The entries below should be transcribed in their entirety, exactly as written.

======== DATASET

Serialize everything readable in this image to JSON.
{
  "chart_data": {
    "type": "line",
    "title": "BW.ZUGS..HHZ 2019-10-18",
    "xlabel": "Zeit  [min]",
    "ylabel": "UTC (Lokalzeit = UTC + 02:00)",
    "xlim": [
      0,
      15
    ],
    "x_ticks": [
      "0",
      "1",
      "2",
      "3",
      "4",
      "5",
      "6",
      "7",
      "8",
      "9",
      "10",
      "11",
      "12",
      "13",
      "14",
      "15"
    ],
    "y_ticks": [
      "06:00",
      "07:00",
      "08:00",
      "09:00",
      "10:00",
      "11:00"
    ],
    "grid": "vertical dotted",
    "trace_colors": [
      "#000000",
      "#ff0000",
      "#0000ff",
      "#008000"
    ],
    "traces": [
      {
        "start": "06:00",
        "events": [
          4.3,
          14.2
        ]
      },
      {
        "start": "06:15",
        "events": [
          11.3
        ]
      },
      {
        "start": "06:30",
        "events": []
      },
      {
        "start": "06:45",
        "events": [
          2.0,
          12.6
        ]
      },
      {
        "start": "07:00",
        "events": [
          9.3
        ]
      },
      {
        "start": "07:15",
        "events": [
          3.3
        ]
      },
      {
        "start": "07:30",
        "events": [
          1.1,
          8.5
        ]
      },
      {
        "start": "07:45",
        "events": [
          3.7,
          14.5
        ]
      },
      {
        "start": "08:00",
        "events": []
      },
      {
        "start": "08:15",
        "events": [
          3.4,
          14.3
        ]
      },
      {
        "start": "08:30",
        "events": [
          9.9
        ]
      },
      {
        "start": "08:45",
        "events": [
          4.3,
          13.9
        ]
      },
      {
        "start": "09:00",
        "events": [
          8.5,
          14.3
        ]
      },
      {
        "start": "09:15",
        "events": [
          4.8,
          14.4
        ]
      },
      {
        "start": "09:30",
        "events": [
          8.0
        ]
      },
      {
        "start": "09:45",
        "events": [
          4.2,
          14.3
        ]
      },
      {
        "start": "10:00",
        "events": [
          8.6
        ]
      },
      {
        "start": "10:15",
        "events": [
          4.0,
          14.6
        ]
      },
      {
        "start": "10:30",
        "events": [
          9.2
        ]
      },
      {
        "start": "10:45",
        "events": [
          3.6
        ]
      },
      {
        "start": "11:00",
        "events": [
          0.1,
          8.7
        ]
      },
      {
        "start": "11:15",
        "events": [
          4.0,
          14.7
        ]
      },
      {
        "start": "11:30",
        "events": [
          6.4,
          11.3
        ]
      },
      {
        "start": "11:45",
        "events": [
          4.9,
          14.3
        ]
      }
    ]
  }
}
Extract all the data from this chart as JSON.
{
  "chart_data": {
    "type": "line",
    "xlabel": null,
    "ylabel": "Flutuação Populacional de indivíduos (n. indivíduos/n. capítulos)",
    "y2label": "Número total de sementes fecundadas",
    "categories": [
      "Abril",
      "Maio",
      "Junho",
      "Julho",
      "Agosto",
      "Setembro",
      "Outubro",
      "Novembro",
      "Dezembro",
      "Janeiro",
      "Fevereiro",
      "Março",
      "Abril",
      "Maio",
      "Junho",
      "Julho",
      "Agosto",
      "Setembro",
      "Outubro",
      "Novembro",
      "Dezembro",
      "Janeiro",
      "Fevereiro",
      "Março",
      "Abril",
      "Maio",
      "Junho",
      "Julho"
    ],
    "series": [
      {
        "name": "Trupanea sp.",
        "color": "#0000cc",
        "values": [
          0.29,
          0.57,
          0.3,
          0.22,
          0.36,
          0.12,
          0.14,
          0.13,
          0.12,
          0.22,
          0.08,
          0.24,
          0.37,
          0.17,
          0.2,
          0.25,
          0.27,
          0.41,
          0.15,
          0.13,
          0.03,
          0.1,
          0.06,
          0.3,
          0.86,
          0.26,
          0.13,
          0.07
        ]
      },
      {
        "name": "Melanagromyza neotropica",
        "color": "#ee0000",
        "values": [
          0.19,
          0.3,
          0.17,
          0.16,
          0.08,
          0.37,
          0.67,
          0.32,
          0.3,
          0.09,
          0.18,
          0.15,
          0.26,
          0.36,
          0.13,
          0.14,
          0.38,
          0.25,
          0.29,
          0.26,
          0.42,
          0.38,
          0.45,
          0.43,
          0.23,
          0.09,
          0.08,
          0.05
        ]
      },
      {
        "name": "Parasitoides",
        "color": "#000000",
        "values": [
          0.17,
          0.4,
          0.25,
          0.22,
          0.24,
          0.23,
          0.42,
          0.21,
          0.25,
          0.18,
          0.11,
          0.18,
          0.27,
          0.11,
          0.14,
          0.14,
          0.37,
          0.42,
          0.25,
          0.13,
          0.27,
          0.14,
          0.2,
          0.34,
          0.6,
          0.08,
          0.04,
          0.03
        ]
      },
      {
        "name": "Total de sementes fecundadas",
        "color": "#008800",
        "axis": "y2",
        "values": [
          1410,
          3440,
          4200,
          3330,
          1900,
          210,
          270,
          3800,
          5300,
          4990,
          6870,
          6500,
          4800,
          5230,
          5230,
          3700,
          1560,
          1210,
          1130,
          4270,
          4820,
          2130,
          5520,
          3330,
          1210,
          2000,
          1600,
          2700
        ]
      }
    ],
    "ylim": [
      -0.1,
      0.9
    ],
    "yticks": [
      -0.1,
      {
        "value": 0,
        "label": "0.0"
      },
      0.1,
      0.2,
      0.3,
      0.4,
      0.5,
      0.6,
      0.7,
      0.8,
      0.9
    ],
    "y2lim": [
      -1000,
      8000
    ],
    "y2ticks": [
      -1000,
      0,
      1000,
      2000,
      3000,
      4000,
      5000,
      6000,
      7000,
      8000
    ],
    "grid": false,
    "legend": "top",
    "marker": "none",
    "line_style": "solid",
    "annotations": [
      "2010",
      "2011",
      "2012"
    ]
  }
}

================

- _EXPECTED ANSWER_:
Serialize everything readable in this image to JSON.
{
  "chart_data": {
    "type": "line",
    "title": "BW.ZUGS..HHZ 2019-10-18",
    "xlabel": "Zeit  [min]",
    "ylabel": "UTC (Lokalzeit = UTC + 02:00)",
    "xlim": [
      0,
      15
    ],
    "x_ticks": [
      "0",
      "1",
      "2",
      "3",
      "4",
      "5",
      "6",
      "7",
      "8",
      "9",
      "10",
      "11",
      "12",
      "13",
      "14",
      "15"
    ],
    "y_ticks": [
      "06:00",
      "07:00",
      "08:00",
      "09:00",
      "10:00",
      "11:00"
    ],
    "grid": "vertical dotted",
    "trace_colors": [
      "#000000",
      "#ff0000",
      "#0000ff",
      "#008000"
    ],
    "traces": [
      {
        "start": "06:00",
        "events": [
          4.3,
          14.2
        ]
      },
      {
        "start": "06:15",
        "events": [
          11.3
        ]
      },
      {
        "start": "06:30",
        "events": []
      },
      {
        "start": "06:45",
        "events": [
          2.0,
          12.6
        ]
      },
      {
        "start": "07:00",
        "events": [
          9.3
        ]
      },
      {
        "start": "07:15",
        "events": [
          3.3
        ]
      },
      {
        "start": "07:30",
        "events": [
          1.1,
          8.5
        ]
      },
      {
        "start": "07:45",
        "events": [
          3.7,
          14.5
        ]
      },
      {
        "start": "08:00",
        "events": []
      },
      {
        "start": "08:15",
        "events": [
          3.4,
          14.3
        ]
      },
      {
        "start": "08:30",
        "events": [
          9.9
        ]
      },
      {
        "start": "08:45",
        "events": [
          4.3,
          13.9
        ]
      },
      {
        "start": "09:00",
        "events": [
          8.5,
          14.3
        ]
      },
      {
        "start": "09:15",
        "events": [
          4.8,
          14.4
        ]
      },
      {
        "start": "09:30",
        "events": [
          8.0
        ]
      },
      {
        "start": "09:45",
        "events": [
          4.2,
          14.3
        ]
      },
      {
        "start": "10:00",
        "events": [
          8.6
        ]
      },
      {
        "start": "10:15",
        "events": [
          4.0,
          14.6
        ]
      },
      {
        "start": "10:30",
        "events": [
          9.2
        ]
      },
      {
        "start": "10:45",
        "events": [
          3.6
        ]
      },
      {
        "start": "11:00",
        "events": [
          0.1,
          8.7
        ]
      },
      {
        "start": "11:15",
        "events": [
          4.0,
          14.7
        ]
      },
      {
        "start": "11:30",
        "events": [
          6.4,
          11.3
        ]
      },
      {
        "start": "11:45",
        "events": [
          4.9,
          14.3
        ]
      }
    ]
  }
}
Extract all the data from this chart as JSON.
{
  "chart_data": {
    "type": "line",
    "xlabel": null,
    "ylabel": "Flutuação Populacional de indivíduos (n. indivíduos/n. capítulos)",
    "y2label": "Número total de sementes fecundadas",
    "categories": [
      "Abril",
      "Maio",
      "Junho",
      "Julho",
      "Agosto",
      "Setembro",
      "Outubro",
      "Novembro",
      "Dezembro",
      "Janeiro",
      "Fevereiro",
      "Março",
      "Abril",
      "Maio",
      "Junho",
      "Julho",
      "Agosto",
      "Setembro",
      "Outubro",
      "Novembro",
      "Dezembro",
      "Janeiro",
      "Fevereiro",
      "Março",
      "Abril",
      "Maio",
      "Junho",
      "Julho"
    ],
    "series": [
      {
        "name": "Trupanea sp.",
        "color": "#0000cc",
        "values": [
          0.29,
          0.57,
          0.3,
          0.22,
          0.36,
          0.12,
          0.14,
          0.13,
          0.12,
          0.22,
          0.08,
          0.24,
          0.37,
          0.17,
          0.2,
          0.25,
          0.27,
          0.41,
          0.15,
          0.13,
          0.03,
          0.1,
          0.06,
          0.3,
          0.86,
          0.26,
          0.13,
          0.07
        ]
      },
      {
        "name": "Melanagromyza neotropica",
        "color": "#ee0000",
        "values": [
          0.19,
          0.3,
          0.17,
          0.16,
          0.08,
          0.37,
          0.67,
          0.32,
          0.3,
          0.09,
          0.18,
          0.15,
          0.26,
          0.36,
          0.13,
          0.14,
          0.38,
          0.25,
          0.29,
          0.26,
          0.42,
          0.38,
          0.45,
          0.43,
          0.23,
          0.09,
          0.08,
          0.05
        ]
      },
      {
        "name": "Parasitoides",
        "color": "#000000",
        "values": [
          0.17,
          0.4,
          0.25,
          0.22,
          0.24,
          0.23,
          0.42,
          0.21,
          0.25,
          0.18,
          0.11,
          0.18,
          0.27,
          0.11,
          0.14,
          0.14,
          0.37,
          0.42,
          0.25,
          0.13,
          0.27,
          0.14,
          0.2,
          0.34,
          0.6,
          0.08,
          0.04,
          0.03
        ]
      },
      {
        "name": "Total de sementes fecundadas",
        "color": "#008800",
        "axis": "y2",
        "values": [
          1410,
          3440,
          4200,
          3330,
          1900,
          210,
          270,
          3800,
          5300,
          4990,
          6870,
          6500,
          4800,
          5230,
          5230,
          3700,
          1560,
          1210,
          1130,
          4270,
          4820,
          2130,
          5520,
          3330,
          1210,
          2000,
          1600,
          2700
        ]
      }
    ],
    "ylim": [
      -0.1,
      0.9
    ],
    "yticks": [
      -0.1,
      {
        "value": 0,
        "label": "0.0"
      },
      0.1,
      0.2,
      0.3,
      0.4,
      0.5,
      0.6,
      0.7,
      0.8,
      0.9
    ],
    "y2lim": [
      -1000,
      8000
    ],
    "y2ticks": [
      -1000,
      0,
      1000,
      2000,
      3000,
      4000,
      5000,
      6000,
      7000,
      8000
    ],
    "grid": false,
    "legend": "top",
    "marker": "none",
    "line_style": "solid",
    "annotations": [
      "2010",
      "2011",
      "2012"
    ]
  }
}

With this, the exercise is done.